◆ Stated problem
Set down the full listing exactly as given. Any pictures are to be left out.

====== Provided entries ======

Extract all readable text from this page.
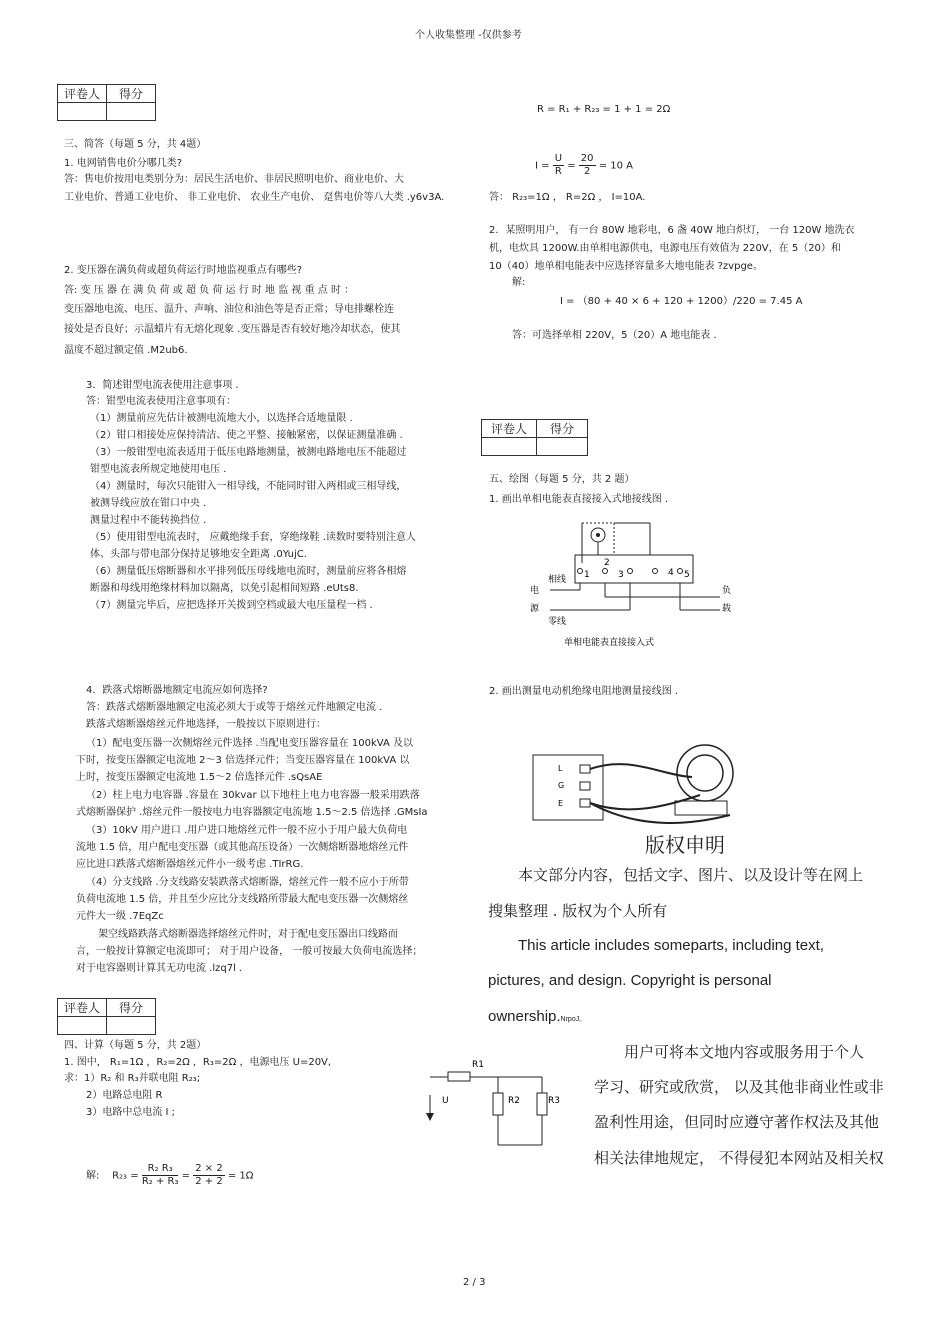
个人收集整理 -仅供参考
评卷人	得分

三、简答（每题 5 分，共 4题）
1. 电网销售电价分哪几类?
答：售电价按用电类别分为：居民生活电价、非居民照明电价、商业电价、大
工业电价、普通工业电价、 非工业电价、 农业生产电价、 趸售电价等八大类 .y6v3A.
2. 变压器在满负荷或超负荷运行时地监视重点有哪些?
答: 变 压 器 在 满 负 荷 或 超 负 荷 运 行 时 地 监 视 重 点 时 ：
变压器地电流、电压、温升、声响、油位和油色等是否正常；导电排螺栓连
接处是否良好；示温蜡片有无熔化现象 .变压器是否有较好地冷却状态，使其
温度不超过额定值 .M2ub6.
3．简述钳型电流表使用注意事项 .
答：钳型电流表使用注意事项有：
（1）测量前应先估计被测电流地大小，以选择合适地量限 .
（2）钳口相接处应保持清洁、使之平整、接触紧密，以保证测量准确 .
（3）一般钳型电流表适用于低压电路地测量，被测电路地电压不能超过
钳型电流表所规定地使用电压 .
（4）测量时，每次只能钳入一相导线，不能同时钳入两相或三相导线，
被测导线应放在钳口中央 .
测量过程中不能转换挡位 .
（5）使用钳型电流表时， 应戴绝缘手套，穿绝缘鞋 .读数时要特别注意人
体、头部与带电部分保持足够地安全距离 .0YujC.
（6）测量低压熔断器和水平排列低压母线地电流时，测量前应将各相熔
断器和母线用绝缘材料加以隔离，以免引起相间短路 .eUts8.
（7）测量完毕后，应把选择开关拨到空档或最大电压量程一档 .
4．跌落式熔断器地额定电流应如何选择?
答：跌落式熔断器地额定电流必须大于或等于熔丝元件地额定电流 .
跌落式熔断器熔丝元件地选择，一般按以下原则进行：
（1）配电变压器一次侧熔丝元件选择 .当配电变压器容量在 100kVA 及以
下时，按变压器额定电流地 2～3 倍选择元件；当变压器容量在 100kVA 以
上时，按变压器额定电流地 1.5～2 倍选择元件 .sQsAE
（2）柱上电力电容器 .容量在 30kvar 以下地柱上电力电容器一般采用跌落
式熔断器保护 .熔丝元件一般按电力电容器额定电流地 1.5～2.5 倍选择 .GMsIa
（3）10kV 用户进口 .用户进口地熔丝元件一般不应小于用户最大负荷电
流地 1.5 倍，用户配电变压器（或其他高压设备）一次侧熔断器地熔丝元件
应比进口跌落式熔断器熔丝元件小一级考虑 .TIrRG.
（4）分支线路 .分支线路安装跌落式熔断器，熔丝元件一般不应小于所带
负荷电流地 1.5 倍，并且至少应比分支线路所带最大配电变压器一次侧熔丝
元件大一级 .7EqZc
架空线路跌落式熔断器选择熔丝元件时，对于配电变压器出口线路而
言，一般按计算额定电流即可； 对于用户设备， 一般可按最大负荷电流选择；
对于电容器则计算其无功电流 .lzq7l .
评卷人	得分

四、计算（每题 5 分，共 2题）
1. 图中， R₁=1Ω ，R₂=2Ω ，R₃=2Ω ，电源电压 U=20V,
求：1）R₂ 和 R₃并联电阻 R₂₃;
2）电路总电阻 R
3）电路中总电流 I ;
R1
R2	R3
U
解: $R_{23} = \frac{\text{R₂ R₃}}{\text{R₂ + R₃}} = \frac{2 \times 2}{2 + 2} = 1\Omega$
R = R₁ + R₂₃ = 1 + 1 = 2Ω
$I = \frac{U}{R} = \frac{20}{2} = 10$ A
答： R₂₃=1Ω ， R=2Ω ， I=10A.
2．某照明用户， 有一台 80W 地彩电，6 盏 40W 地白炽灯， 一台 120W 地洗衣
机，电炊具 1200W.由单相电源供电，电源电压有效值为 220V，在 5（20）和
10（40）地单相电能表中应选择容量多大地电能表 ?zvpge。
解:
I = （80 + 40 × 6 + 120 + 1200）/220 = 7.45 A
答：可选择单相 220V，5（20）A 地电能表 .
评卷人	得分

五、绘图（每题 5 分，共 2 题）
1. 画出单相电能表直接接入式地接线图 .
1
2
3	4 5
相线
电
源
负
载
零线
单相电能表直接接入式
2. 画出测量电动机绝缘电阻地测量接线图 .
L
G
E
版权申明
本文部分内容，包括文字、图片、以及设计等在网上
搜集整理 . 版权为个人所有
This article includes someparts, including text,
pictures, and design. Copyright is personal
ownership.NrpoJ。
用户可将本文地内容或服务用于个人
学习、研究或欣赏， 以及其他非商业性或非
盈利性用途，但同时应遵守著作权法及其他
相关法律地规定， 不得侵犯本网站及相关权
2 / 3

======

◆ Exercise output
Extract all readable text from this page.
个人收集整理 -仅供参考
评卷人	得分

三、简答（每题 5 分，共 4题）
1. 电网销售电价分哪几类?
答：售电价按用电类别分为：居民生活电价、非居民照明电价、商业电价、大
工业电价、普通工业电价、 非工业电价、 农业生产电价、 趸售电价等八大类 .y6v3A.
2. 变压器在满负荷或超负荷运行时地监视重点有哪些?
答: 变 压 器 在 满 负 荷 或 超 负 荷 运 行 时 地 监 视 重 点 时 ：
变压器地电流、电压、温升、声响、油位和油色等是否正常；导电排螺栓连
接处是否良好；示温蜡片有无熔化现象 .变压器是否有较好地冷却状态，使其
温度不超过额定值 .M2ub6.
3．简述钳型电流表使用注意事项 .
答：钳型电流表使用注意事项有：
（1）测量前应先估计被测电流地大小，以选择合适地量限 .
（2）钳口相接处应保持清洁、使之平整、接触紧密，以保证测量准确 .
（3）一般钳型电流表适用于低压电路地测量，被测电路地电压不能超过
钳型电流表所规定地使用电压 .
（4）测量时，每次只能钳入一相导线，不能同时钳入两相或三相导线，
被测导线应放在钳口中央 .
测量过程中不能转换挡位 .
（5）使用钳型电流表时， 应戴绝缘手套，穿绝缘鞋 .读数时要特别注意人
体、头部与带电部分保持足够地安全距离 .0YujC.
（6）测量低压熔断器和水平排列低压母线地电流时，测量前应将各相熔
断器和母线用绝缘材料加以隔离，以免引起相间短路 .eUts8.
（7）测量完毕后，应把选择开关拨到空档或最大电压量程一档 .
4．跌落式熔断器地额定电流应如何选择?
答：跌落式熔断器地额定电流必须大于或等于熔丝元件地额定电流 .
跌落式熔断器熔丝元件地选择，一般按以下原则进行：
（1）配电变压器一次侧熔丝元件选择 .当配电变压器容量在 100kVA 及以
下时，按变压器额定电流地 2～3 倍选择元件；当变压器容量在 100kVA 以
上时，按变压器额定电流地 1.5～2 倍选择元件 .sQsAE
（2）柱上电力电容器 .容量在 30kvar 以下地柱上电力电容器一般采用跌落
式熔断器保护 .熔丝元件一般按电力电容器额定电流地 1.5～2.5 倍选择 .GMsIa
（3）10kV 用户进口 .用户进口地熔丝元件一般不应小于用户最大负荷电
流地 1.5 倍，用户配电变压器（或其他高压设备）一次侧熔断器地熔丝元件
应比进口跌落式熔断器熔丝元件小一级考虑 .TIrRG.
（4）分支线路 .分支线路安装跌落式熔断器，熔丝元件一般不应小于所带
负荷电流地 1.5 倍，并且至少应比分支线路所带最大配电变压器一次侧熔丝
元件大一级 .7EqZc
架空线路跌落式熔断器选择熔丝元件时，对于配电变压器出口线路而
言，一般按计算额定电流即可； 对于用户设备， 一般可按最大负荷电流选择；
对于电容器则计算其无功电流 .lzq7l .
评卷人	得分

四、计算（每题 5 分，共 2题）
1. 图中， R₁=1Ω ，R₂=2Ω ，R₃=2Ω ，电源电压 U=20V,
求：1）R₂ 和 R₃并联电阻 R₂₃;
2）电路总电阻 R
3）电路中总电流 I ;
R1
R2	R3
U
解: $R_{23} = \frac{\text{R₂ R₃}}{\text{R₂ + R₃}} = \frac{2 \times 2}{2 + 2} = 1\Omega$
R = R₁ + R₂₃ = 1 + 1 = 2Ω
$I = \frac{U}{R} = \frac{20}{2} = 10$ A
答： R₂₃=1Ω ， R=2Ω ， I=10A.
2．某照明用户， 有一台 80W 地彩电，6 盏 40W 地白炽灯， 一台 120W 地洗衣
机，电炊具 1200W.由单相电源供电，电源电压有效值为 220V，在 5（20）和
10（40）地单相电能表中应选择容量多大地电能表 ?zvpge。
解:
I = （80 + 40 × 6 + 120 + 1200）/220 = 7.45 A
答：可选择单相 220V，5（20）A 地电能表 .
评卷人	得分

五、绘图（每题 5 分，共 2 题）
1. 画出单相电能表直接接入式地接线图 .
1
2
3	4 5
相线
电
源
负
载
零线
单相电能表直接接入式
2. 画出测量电动机绝缘电阻地测量接线图 .
L
G
E
版权申明
本文部分内容，包括文字、图片、以及设计等在网上
搜集整理 . 版权为个人所有
This article includes someparts, including text,
pictures, and design. Copyright is personal
ownership.NrpoJ。
用户可将本文地内容或服务用于个人
学习、研究或欣赏， 以及其他非商业性或非
盈利性用途，但同时应遵守著作权法及其他
相关法律地规定， 不得侵犯本网站及相关权
2 / 3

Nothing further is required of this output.